STATED PROBLEM: From the entries below, copy every line holding the word "wind".

----

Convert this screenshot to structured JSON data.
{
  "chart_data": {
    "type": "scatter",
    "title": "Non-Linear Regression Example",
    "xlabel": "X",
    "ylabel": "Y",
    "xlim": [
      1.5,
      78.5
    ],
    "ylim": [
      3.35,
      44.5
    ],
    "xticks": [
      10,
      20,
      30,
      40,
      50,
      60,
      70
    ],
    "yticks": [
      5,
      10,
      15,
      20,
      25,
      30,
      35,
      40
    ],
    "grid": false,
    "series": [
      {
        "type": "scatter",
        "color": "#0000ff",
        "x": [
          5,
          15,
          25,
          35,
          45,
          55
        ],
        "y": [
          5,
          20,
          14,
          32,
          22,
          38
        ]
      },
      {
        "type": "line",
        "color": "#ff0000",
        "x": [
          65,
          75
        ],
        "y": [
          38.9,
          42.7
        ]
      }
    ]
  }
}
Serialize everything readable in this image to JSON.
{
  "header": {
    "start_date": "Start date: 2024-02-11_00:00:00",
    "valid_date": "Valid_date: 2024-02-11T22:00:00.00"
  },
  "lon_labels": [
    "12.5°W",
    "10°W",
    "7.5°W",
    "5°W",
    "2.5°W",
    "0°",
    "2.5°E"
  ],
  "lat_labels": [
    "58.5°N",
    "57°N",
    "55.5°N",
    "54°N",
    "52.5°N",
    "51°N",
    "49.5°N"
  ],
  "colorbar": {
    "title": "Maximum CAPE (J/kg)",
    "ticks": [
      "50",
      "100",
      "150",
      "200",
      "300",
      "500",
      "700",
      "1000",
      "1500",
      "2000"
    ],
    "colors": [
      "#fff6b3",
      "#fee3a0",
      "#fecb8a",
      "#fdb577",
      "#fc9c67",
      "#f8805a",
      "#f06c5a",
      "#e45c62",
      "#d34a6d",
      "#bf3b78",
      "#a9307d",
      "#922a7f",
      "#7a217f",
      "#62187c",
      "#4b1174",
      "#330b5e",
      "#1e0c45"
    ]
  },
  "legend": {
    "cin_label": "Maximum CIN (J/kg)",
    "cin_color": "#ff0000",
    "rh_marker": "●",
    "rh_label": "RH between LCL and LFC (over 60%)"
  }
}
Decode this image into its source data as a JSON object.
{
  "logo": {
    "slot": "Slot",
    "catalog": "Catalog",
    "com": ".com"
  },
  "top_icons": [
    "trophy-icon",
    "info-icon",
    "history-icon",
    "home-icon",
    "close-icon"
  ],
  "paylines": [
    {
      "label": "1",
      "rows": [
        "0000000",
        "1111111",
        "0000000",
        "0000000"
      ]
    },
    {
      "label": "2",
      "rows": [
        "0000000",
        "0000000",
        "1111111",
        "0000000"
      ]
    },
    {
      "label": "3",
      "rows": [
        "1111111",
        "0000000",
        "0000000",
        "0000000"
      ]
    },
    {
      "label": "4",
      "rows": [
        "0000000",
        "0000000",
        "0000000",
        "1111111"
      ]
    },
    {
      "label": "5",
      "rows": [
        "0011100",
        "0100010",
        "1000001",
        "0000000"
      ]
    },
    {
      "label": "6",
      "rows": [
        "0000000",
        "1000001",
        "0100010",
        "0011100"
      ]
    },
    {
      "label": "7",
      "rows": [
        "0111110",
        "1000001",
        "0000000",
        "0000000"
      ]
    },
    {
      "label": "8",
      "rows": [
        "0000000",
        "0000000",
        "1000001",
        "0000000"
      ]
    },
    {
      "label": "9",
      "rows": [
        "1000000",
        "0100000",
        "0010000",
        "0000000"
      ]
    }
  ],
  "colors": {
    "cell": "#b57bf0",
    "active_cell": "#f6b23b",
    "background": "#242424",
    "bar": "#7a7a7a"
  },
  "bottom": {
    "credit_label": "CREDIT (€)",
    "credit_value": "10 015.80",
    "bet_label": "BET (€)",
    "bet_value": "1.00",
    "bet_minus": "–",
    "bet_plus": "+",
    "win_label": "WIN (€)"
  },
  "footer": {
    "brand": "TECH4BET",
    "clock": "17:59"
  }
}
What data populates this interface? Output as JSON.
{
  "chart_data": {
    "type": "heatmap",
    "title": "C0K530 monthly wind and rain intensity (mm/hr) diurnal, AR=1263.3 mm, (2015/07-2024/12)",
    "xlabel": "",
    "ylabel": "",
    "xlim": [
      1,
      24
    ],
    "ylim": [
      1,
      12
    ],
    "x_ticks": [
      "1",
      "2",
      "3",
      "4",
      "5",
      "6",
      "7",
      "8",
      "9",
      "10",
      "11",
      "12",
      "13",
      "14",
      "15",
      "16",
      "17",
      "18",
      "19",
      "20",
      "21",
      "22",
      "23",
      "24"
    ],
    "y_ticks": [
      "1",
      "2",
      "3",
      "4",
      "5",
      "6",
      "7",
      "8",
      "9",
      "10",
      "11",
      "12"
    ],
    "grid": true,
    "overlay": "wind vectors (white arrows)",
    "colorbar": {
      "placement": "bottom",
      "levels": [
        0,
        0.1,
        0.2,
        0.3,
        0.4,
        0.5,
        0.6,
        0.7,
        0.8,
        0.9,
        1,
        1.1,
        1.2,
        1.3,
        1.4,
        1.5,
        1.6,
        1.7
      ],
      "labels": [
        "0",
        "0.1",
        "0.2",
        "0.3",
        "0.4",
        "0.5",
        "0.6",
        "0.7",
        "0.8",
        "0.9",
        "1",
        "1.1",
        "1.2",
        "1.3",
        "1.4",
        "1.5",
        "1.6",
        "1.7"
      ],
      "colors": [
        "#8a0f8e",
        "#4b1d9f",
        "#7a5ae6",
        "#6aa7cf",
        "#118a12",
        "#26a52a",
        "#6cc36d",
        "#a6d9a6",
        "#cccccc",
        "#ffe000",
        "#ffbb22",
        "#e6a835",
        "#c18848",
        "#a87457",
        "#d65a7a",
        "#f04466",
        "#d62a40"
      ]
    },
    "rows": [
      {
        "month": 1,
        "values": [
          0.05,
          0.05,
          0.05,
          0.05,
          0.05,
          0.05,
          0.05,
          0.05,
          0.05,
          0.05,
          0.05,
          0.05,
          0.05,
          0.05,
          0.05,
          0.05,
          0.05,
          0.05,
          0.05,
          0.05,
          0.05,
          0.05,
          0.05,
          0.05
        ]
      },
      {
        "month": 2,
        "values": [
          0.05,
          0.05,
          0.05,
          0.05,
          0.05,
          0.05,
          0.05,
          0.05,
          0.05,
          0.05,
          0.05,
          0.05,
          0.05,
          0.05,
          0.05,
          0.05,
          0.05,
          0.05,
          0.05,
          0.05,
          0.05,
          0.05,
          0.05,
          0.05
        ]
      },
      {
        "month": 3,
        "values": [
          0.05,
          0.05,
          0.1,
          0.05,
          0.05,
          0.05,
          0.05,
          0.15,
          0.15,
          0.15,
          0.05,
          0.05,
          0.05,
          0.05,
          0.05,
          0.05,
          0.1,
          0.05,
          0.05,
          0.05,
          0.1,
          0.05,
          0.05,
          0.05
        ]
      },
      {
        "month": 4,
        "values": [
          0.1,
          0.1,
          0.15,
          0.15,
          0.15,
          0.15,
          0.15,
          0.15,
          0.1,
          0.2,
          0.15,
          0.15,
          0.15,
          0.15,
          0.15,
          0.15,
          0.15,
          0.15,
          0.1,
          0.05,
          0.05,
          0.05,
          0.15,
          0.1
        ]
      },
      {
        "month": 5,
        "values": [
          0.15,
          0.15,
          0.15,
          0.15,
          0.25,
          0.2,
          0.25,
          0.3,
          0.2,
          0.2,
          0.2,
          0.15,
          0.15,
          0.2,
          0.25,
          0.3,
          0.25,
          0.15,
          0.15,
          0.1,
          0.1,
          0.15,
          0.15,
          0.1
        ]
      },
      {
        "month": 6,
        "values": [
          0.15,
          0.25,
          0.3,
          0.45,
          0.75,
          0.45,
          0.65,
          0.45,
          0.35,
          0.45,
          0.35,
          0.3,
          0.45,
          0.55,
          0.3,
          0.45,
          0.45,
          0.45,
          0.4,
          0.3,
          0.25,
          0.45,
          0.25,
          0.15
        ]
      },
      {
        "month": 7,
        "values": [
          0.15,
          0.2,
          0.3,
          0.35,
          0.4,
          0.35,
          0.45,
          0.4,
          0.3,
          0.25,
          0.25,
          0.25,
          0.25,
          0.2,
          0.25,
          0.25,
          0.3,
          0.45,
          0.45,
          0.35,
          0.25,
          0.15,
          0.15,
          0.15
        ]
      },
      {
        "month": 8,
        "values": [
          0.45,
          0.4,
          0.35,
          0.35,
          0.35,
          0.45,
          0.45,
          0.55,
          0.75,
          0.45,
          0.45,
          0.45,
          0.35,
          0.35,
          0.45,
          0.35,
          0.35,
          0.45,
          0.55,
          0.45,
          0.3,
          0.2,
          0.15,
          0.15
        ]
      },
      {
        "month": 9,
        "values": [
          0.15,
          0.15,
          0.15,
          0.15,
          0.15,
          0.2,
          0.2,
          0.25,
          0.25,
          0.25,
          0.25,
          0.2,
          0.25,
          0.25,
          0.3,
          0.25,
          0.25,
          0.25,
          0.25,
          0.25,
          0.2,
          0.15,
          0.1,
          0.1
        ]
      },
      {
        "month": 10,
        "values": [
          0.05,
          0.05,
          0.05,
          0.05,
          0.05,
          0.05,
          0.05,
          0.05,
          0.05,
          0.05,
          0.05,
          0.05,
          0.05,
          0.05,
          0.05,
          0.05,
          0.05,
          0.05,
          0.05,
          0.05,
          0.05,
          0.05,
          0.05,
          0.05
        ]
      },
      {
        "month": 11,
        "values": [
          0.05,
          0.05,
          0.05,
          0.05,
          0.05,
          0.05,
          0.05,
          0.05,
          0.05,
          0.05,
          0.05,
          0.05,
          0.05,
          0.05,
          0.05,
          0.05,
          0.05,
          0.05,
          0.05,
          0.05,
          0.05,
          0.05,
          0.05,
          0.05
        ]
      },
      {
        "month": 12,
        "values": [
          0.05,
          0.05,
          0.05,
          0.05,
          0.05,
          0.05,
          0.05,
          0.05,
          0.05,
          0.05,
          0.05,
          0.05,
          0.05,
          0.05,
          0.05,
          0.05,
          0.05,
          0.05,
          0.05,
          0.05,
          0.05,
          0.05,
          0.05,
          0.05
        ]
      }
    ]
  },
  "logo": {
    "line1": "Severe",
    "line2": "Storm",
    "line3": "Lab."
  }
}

----

RESULT BELOW:
    "title": "C0K530 monthly wind and rain intensity (mm/hr) diurnal, AR=1263.3 mm, (2015/07-2024/12)",
    "overlay": "wind vectors (white arrows)",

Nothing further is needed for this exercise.